:: Stored records ::
· · · ·

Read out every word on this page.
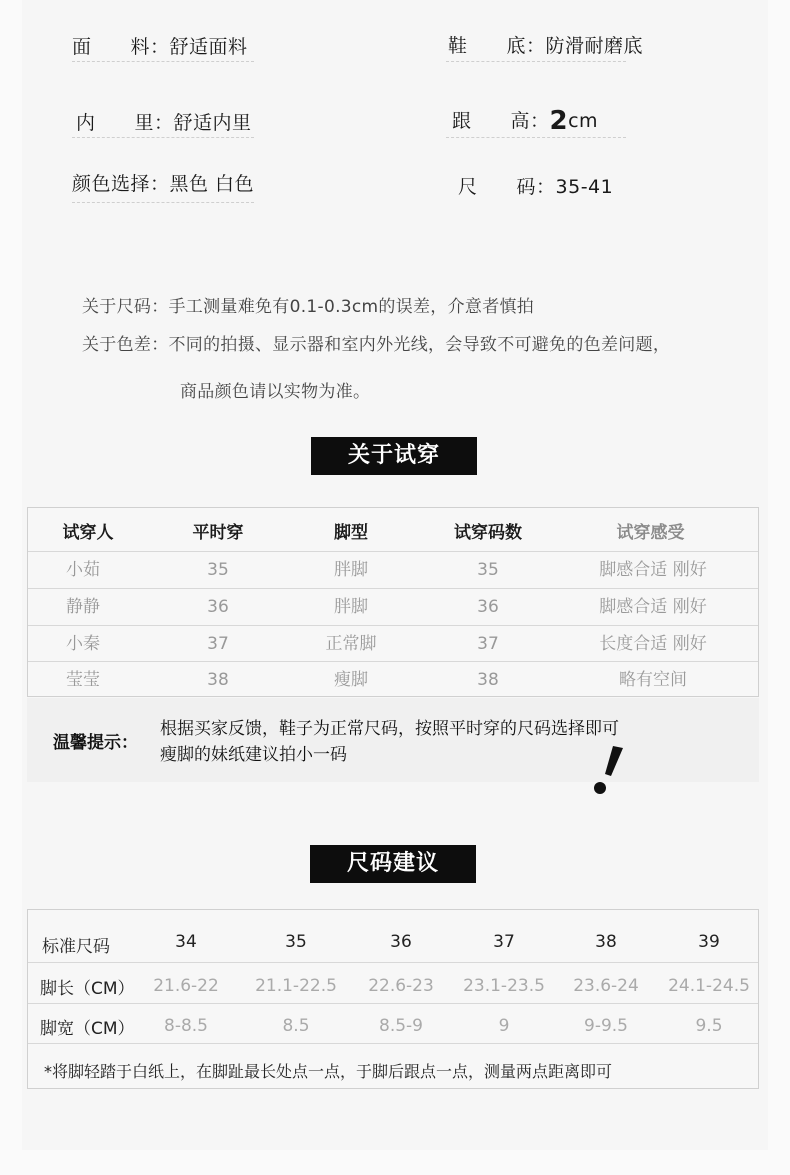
面　　料：舒适面料	鞋　　底：防滑耐磨底
内　　里：舒适内里	跟　　高：2cm
颜色选择：黑色 白色	尺　　码：35-41
关于尺码：手工测量难免有0.1-0.3cm的误差，介意者慎拍
关于色差：不同的拍摄、显示器和室内外光线，会导致不可避免的色差问题，
商品颜色请以实物为准。
关于试穿
试穿人	平时穿	脚型	试穿码数	试穿感受
小茹	35	胖脚	35	脚感合适 刚好
静静	36	胖脚	36	脚感合适 刚好
小秦	37	正常脚	37	长度合适 刚好
莹莹	38	瘦脚	38	略有空间
温馨提示：
根据买家反馈，鞋子为正常尺码，按照平时穿的尺码选择即可
瘦脚的妹纸建议拍小一码
尺码建议
标准尺码	34	35	36	37	38	39
脚长（CM）	21.6-22	21.1-22.5	22.6-23	23.1-23.5	23.6-24	24.1-24.5
脚宽（CM）	8-8.5	8.5	8.5-9	9	9-9.5	9.5
*将脚轻踏于白纸上，在脚趾最长处点一点，于脚后跟点一点，测量两点距离即可
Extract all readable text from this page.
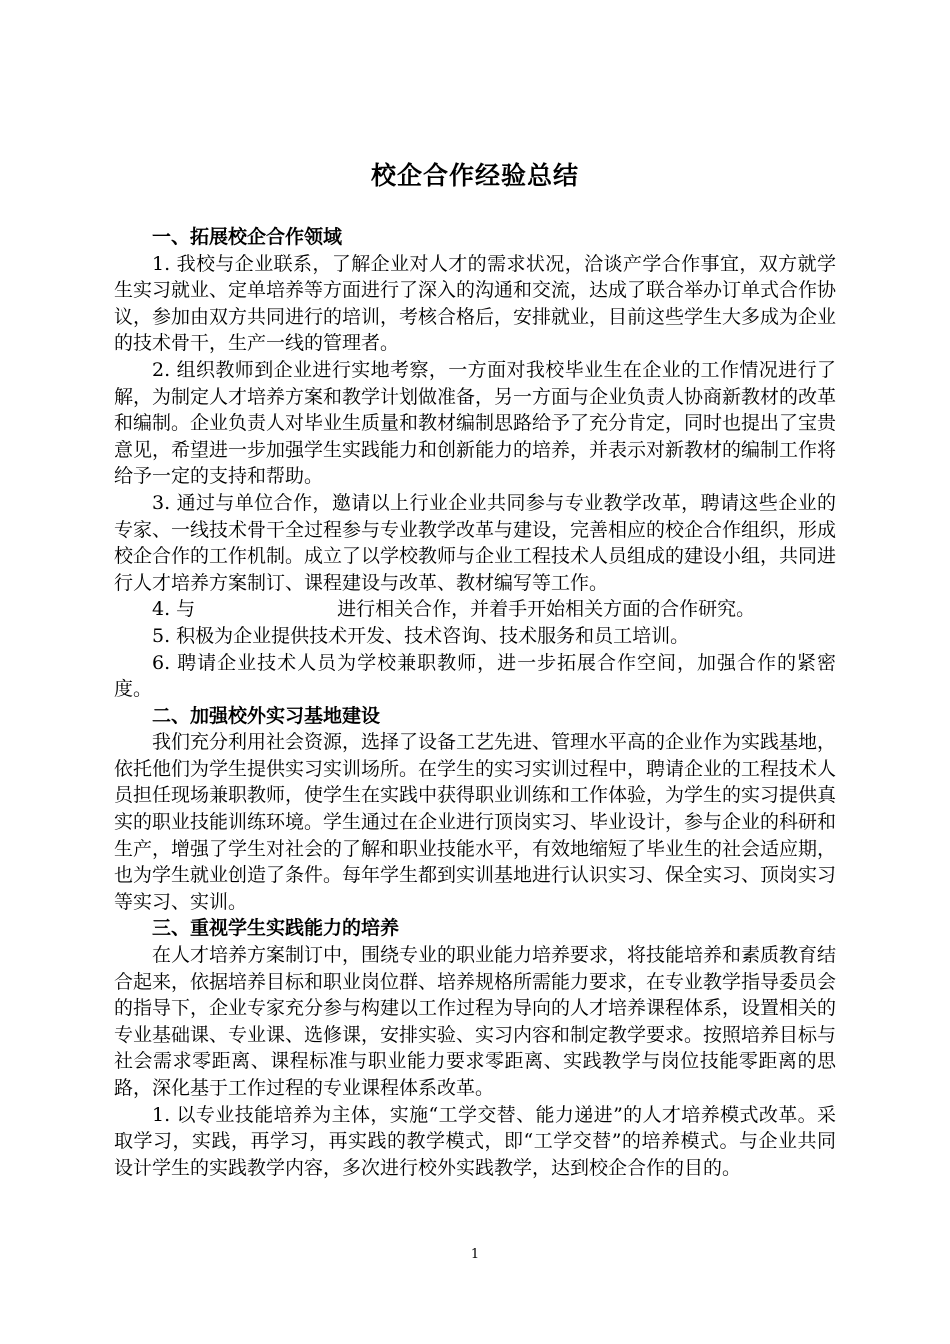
校企合作经验总结
一、拓展校企合作领域

1. 我校与企业联系，了解企业对人才的需求状况，洽谈产学合作事宜，双方就学生实习就业、定单培养等方面进行了深入的沟通和交流，达成了联合举办订单式合作协议，参加由双方共同进行的培训，考核合格后，安排就业，目前这些学生大多成为企业的技术骨干，生产一线的管理者。

2. 组织教师到企业进行实地考察，一方面对我校毕业生在企业的工作情况进行了解，为制定人才培养方案和教学计划做准备，另一方面与企业负责人协商新教材的改革和编制。企业负责人对毕业生质量和教材编制思路给予了充分肯定，同时也提出了宝贵意见，希望进一步加强学生实践能力和创新能力的培养，并表示对新教材的编制工作将给予一定的支持和帮助。

3. 通过与单位合作，邀请以上行业企业共同参与专业教学改革，聘请这些企业的专家、一线技术骨干全过程参与专业教学改革与建设，完善相应的校企合作组织，形成校企合作的工作机制。成立了以学校教师与企业工程技术人员组成的建设小组，共同进行人才培养方案制订、课程建设与改革、教材编写等工作。

4. 与	进行相关合作，并着手开始相关方面的合作研究。

5. 积极为企业提供技术开发、技术咨询、技术服务和员工培训。

6. 聘请企业技术人员为学校兼职教师，进一步拓展合作空间，加强合作的紧密度。

二、加强校外实习基地建设

我们充分利用社会资源，选择了设备工艺先进、管理水平高的企业作为实践基地，依托他们为学生提供实习实训场所。在学生的实习实训过程中，聘请企业的工程技术人员担任现场兼职教师，使学生在实践中获得职业训练和工作体验，为学生的实习提供真实的职业技能训练环境。学生通过在企业进行顶岗实习、毕业设计，参与企业的科研和生产，增强了学生对社会的了解和职业技能水平，有效地缩短了毕业生的社会适应期，也为学生就业创造了条件。每年学生都到实训基地进行认识实习、保全实习、顶岗实习等实习、实训。

三、重视学生实践能力的培养

在人才培养方案制订中，围绕专业的职业能力培养要求，将技能培养和素质教育结合起来，依据培养目标和职业岗位群、培养规格所需能力要求，在专业教学指导委员会的指导下，企业专家充分参与构建以工作过程为导向的人才培养课程体系，设置相关的专业基础课、专业课、选修课，安排实验、实习内容和制定教学要求。按照培养目标与社会需求零距离、课程标准与职业能力要求零距离、实践教学与岗位技能零距离的思路，深化基于工作过程的专业课程体系改革。

1. 以专业技能培养为主体，实施“工学交替、能力递进”的人才培养模式改革。采取学习，实践，再学习，再实践的教学模式，即“工学交替”的培养模式。与企业共同设计学生的实践教学内容，多次进行校外实践教学，达到校企合作的目的。

1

· · · ·

:: Your task ::
Quote the preceding records in their entirety, excluding every picture.

:: Answer for this exercise ::
Read out every word on this page.
面　　料：舒适面料	鞋　　底：防滑耐磨底
内　　里：舒适内里	跟　　高：2cm
颜色选择：黑色 白色	尺　　码：35-41
关于尺码：手工测量难免有0.1-0.3cm的误差，介意者慎拍
关于色差：不同的拍摄、显示器和室内外光线，会导致不可避免的色差问题，
商品颜色请以实物为准。
关于试穿
试穿人	平时穿	脚型	试穿码数	试穿感受
小茹	35	胖脚	35	脚感合适 刚好
静静	36	胖脚	36	脚感合适 刚好
小秦	37	正常脚	37	长度合适 刚好
莹莹	38	瘦脚	38	略有空间
温馨提示：
根据买家反馈，鞋子为正常尺码，按照平时穿的尺码选择即可
瘦脚的妹纸建议拍小一码
尺码建议
标准尺码	34	35	36	37	38	39
脚长（CM）	21.6-22	21.1-22.5	22.6-23	23.1-23.5	23.6-24	24.1-24.5
脚宽（CM）	8-8.5	8.5	8.5-9	9	9-9.5	9.5
*将脚轻踏于白纸上，在脚趾最长处点一点，于脚后跟点一点，测量两点距离即可
Extract all readable text from this page.
校企合作经验总结
一、拓展校企合作领域

1. 我校与企业联系，了解企业对人才的需求状况，洽谈产学合作事宜，双方就学生实习就业、定单培养等方面进行了深入的沟通和交流，达成了联合举办订单式合作协议，参加由双方共同进行的培训，考核合格后，安排就业，目前这些学生大多成为企业的技术骨干，生产一线的管理者。

2. 组织教师到企业进行实地考察，一方面对我校毕业生在企业的工作情况进行了解，为制定人才培养方案和教学计划做准备，另一方面与企业负责人协商新教材的改革和编制。企业负责人对毕业生质量和教材编制思路给予了充分肯定，同时也提出了宝贵意见，希望进一步加强学生实践能力和创新能力的培养，并表示对新教材的编制工作将给予一定的支持和帮助。

3. 通过与单位合作，邀请以上行业企业共同参与专业教学改革，聘请这些企业的专家、一线技术骨干全过程参与专业教学改革与建设，完善相应的校企合作组织，形成校企合作的工作机制。成立了以学校教师与企业工程技术人员组成的建设小组，共同进行人才培养方案制订、课程建设与改革、教材编写等工作。

4. 与	进行相关合作，并着手开始相关方面的合作研究。

5. 积极为企业提供技术开发、技术咨询、技术服务和员工培训。

6. 聘请企业技术人员为学校兼职教师，进一步拓展合作空间，加强合作的紧密度。

二、加强校外实习基地建设

我们充分利用社会资源，选择了设备工艺先进、管理水平高的企业作为实践基地，依托他们为学生提供实习实训场所。在学生的实习实训过程中，聘请企业的工程技术人员担任现场兼职教师，使学生在实践中获得职业训练和工作体验，为学生的实习提供真实的职业技能训练环境。学生通过在企业进行顶岗实习、毕业设计，参与企业的科研和生产，增强了学生对社会的了解和职业技能水平，有效地缩短了毕业生的社会适应期，也为学生就业创造了条件。每年学生都到实训基地进行认识实习、保全实习、顶岗实习等实习、实训。

三、重视学生实践能力的培养

在人才培养方案制订中，围绕专业的职业能力培养要求，将技能培养和素质教育结合起来，依据培养目标和职业岗位群、培养规格所需能力要求，在专业教学指导委员会的指导下，企业专家充分参与构建以工作过程为导向的人才培养课程体系，设置相关的专业基础课、专业课、选修课，安排实验、实习内容和制定教学要求。按照培养目标与社会需求零距离、课程标准与职业能力要求零距离、实践教学与岗位技能零距离的思路，深化基于工作过程的专业课程体系改革。

1. 以专业技能培养为主体，实施“工学交替、能力递进”的人才培养模式改革。采取学习，实践，再学习，再实践的教学模式，即“工学交替”的培养模式。与企业共同设计学生的实践教学内容，多次进行校外实践教学，达到校企合作的目的。

1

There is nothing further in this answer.